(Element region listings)
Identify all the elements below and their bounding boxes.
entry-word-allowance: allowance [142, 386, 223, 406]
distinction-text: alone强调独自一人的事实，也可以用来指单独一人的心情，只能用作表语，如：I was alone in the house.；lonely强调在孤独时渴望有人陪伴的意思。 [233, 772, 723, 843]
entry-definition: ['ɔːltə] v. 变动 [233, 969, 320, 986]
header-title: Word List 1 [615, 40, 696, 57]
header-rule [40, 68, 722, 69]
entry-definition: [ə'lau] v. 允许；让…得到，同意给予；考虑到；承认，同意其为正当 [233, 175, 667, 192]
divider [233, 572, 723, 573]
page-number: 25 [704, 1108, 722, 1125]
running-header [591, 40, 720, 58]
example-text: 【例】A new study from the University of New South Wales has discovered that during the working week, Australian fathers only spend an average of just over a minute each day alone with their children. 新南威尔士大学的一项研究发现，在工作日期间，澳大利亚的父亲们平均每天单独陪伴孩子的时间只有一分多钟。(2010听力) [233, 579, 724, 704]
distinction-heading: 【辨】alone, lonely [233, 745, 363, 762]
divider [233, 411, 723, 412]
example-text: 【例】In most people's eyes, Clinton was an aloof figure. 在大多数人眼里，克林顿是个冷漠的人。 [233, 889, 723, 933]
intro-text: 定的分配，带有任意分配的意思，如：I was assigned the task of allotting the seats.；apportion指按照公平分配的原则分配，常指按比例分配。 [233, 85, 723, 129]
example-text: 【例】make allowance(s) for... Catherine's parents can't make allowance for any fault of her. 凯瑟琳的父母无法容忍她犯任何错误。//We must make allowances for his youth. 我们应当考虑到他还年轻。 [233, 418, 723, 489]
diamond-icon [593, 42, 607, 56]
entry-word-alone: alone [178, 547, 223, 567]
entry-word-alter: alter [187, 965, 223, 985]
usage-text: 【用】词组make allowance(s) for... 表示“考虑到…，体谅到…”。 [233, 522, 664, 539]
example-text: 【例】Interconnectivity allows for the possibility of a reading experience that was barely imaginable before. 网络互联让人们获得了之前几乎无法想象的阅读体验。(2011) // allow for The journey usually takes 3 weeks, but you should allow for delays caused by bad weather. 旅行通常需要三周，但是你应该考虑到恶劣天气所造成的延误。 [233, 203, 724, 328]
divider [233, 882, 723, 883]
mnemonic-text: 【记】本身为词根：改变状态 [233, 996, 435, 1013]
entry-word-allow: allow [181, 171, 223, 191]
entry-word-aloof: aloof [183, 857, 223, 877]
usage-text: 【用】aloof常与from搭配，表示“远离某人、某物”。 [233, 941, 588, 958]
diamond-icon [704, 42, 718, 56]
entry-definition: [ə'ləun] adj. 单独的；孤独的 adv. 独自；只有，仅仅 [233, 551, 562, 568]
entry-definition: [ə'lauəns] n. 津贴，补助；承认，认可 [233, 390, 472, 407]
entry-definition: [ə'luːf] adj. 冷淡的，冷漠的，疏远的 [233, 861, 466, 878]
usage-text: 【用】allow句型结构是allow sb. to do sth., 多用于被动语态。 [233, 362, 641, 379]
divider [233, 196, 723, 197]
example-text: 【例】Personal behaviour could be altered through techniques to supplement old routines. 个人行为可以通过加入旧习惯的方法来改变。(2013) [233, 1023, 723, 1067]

Work required | Count the lines in the records above that contain the string "usage" and give only the number.

Response | 3